[Description of the task]
Of all the lines in the material, how many include the word "спасибо"? Give only the number.

[Dataset rows]
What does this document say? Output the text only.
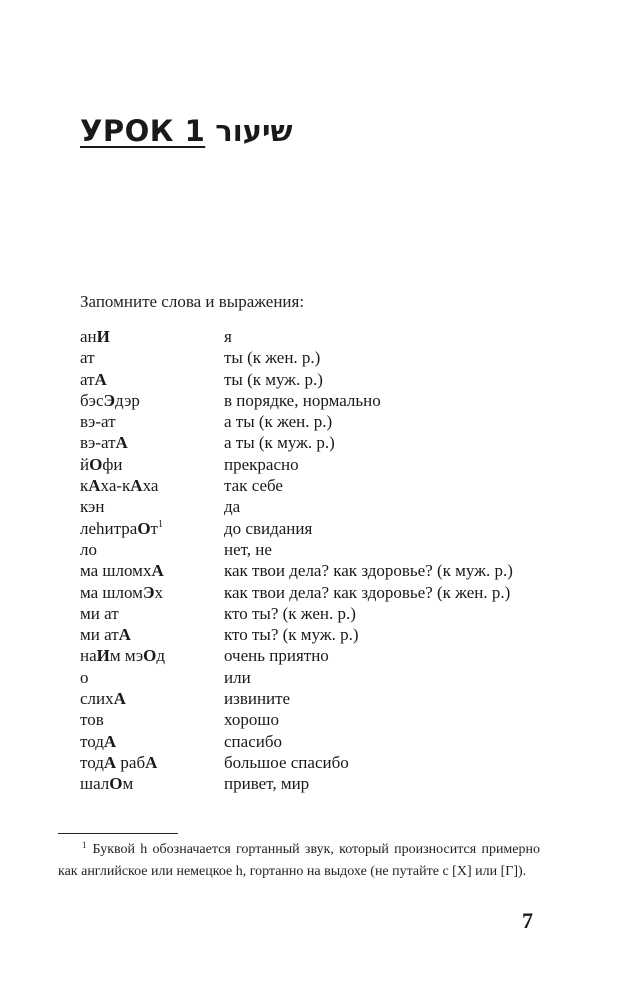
УРОК 1 שיעור
Запомните слова и выражения:
анИ	я
ат	ты (к жен. р.)
атА	ты (к муж. р.)
бэсЭдэр	в порядке, нормально
вэ-ат	а ты (к жен. р.)
вэ-атА	а ты (к муж. р.)
йОфи	прекрасно
кАха-кАха	так себе
кэн	да
леhитраОт$^1$	до свидания
ло	нет, не
ма шломхА	как твои дела? как здоровье? (к муж. р.)
ма шломЭх	как твои дела? как здоровье? (к жен. р.)
ми ат	кто ты? (к жен. р.)
ми атА	кто ты? (к муж. р.)
наИм мэОд	очень приятно
о	или
слихА	извините
тов	хорошо
тодА	спасибо
тодА рабА	большое спасибо
шалОм	привет, мир
$^1$ Буквой h обозначается гортанный звук, который произносится примерно как английское или немецкое h, гортанно на выдохе (не путайте с [Х] или [Г]).
7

[Response to the task]
2